Given instruction:
Please retype the records below exactly, leaving out any pictures.

# start of Available records

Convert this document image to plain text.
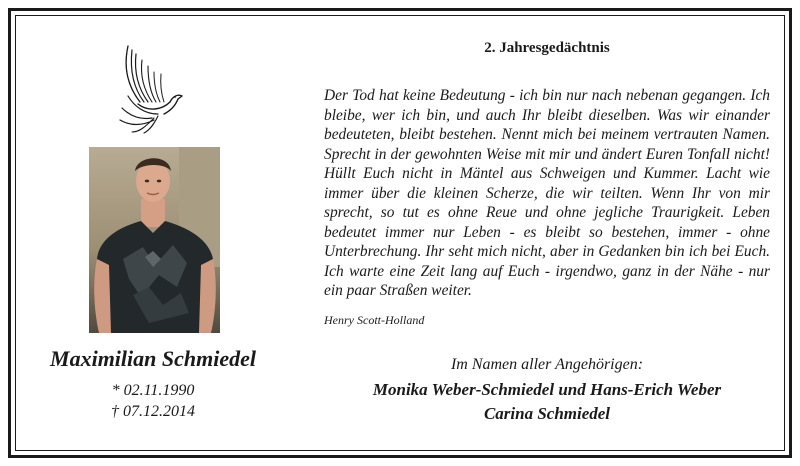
Maximilian Schmiedel
* 02.11.1990
† 07.12.2014
2. Jahresgedächtnis

Der Tod hat keine Bedeutung - ich bin nur nach nebenan gegangen. Ich bleibe, wer ich bin, und auch Ihr bleibt dieselben. Was wir einander bedeuteten, bleibt bestehen. Nennt mich bei meinem vertrauten Namen. Sprecht in der gewohnten Weise mit mir und ändert Euren Tonfall nicht! Hüllt Euch nicht in Mäntel aus Schweigen und Kummer. Lacht wie immer über die kleinen Scherze, die wir teilten. Wenn Ihr von mir sprecht, so tut es ohne Reue und ohne jegliche Traurigkeit. Leben bedeutet immer nur Leben - es bleibt so bestehen, immer - ohne Unterbrechung. Ihr seht mich nicht, aber in Gedanken bin ich bei Euch. Ich warte eine Zeit lang auf Euch - irgendwo, ganz in der Nähe - nur ein paar Straßen weiter.

Henry Scott-Holland

Im Namen aller Angehörigen:

Monika Weber-Schmiedel und Hans-Erich Weber
Carina Schmiedel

# end of Available records

Exercise output:
Convert this document image to plain text.
Maximilian Schmiedel
* 02.11.1990
† 07.12.2014
2. Jahresgedächtnis

Der Tod hat keine Bedeutung - ich bin nur nach nebenan gegangen. Ich bleibe, wer ich bin, und auch Ihr bleibt dieselben. Was wir einander bedeuteten, bleibt bestehen. Nennt mich bei meinem vertrauten Namen. Sprecht in der gewohnten Weise mit mir und ändert Euren Tonfall nicht! Hüllt Euch nicht in Mäntel aus Schweigen und Kummer. Lacht wie immer über die kleinen Scherze, die wir teilten. Wenn Ihr von mir sprecht, so tut es ohne Reue und ohne jegliche Traurigkeit. Leben bedeutet immer nur Leben - es bleibt so bestehen, immer - ohne Unterbrechung. Ihr seht mich nicht, aber in Gedanken bin ich bei Euch. Ich warte eine Zeit lang auf Euch - irgendwo, ganz in der Nähe - nur ein paar Straßen weiter.

Henry Scott-Holland

Im Namen aller Angehörigen:

Monika Weber-Schmiedel und Hans-Erich Weber
Carina Schmiedel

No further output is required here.